-- START GIVEN DATA --

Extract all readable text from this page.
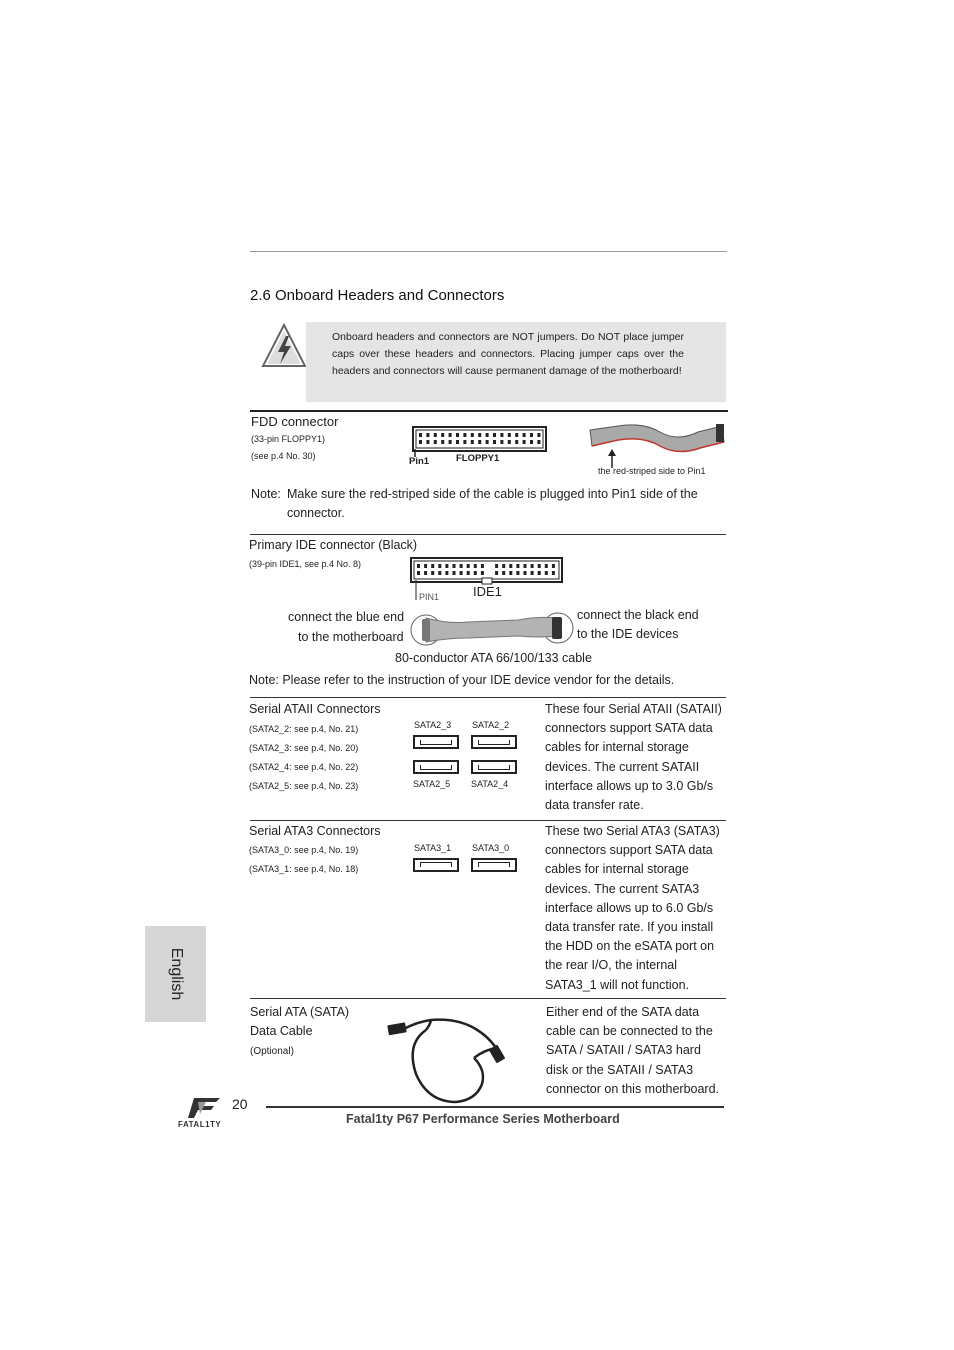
2.6 Onboard Headers and Connectors
Onboard headers and connectors are NOT jumpers. Do NOT place jumper caps over these headers and connectors. Placing jumper caps over the headers and connectors will cause permanent damage of the motherboard!
FDD connector
(33-pin FLOPPY1)
(see p.4 No. 30)	Pin1	FLOPPY1
the red-striped side to Pin1
Note: Make sure the red-striped side of the cable is plugged into Pin1 side of the connector.
Primary IDE connector (Black)
(39-pin IDE1, see p.4 No. 8)
PIN1	IDE1
connect the blue end
to the motherboard
connect the black end
to the IDE devices
80-conductor ATA 66/100/133 cable
Note: Please refer to the instruction of your IDE device vendor for the details.
Serial ATAII Connectors
(SATA2_2: see p.4, No. 21)
(SATA2_3: see p.4, No. 20)
(SATA2_4: see p.4, No. 22)
(SATA2_5: see p.4, No. 23)
SATA2_3 SATA2_2
SATA2_5 SATA2_4
These four Serial ATAII (SATAII)
connectors support SATA data
cables for internal storage
devices. The current SATAII
interface allows up to 3.0 Gb/s
data transfer rate.
Serial ATA3 Connectors
(SATA3_0: see p.4, No. 19)
(SATA3_1: see p.4, No. 18)
SATA3_1 SATA3_0
These two Serial ATA3 (SATA3)
connectors support SATA data
cables for internal storage
devices. The current SATA3
interface allows up to 6.0 Gb/s
data transfer rate. If you install
the HDD on the eSATA port on
the rear I/O, the internal
SATA3_1 will not function.
Serial ATA (SATA)
Data Cable
(Optional)
Either end of the SATA data
cable can be connected to the
SATA / SATAII / SATA3 hard
disk or the SATAII / SATA3
connector on this motherboard.
English
FATAL1TY
20
Fatal1ty P67 Performance Series Motherboard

-- END GIVEN DATA --

**EXERCISE REQUIREMENTS:**
Look through the data and show every line containing "transfer".

**THE COMPLETED TASK:**
data transfer rate.
data transfer rate. If you install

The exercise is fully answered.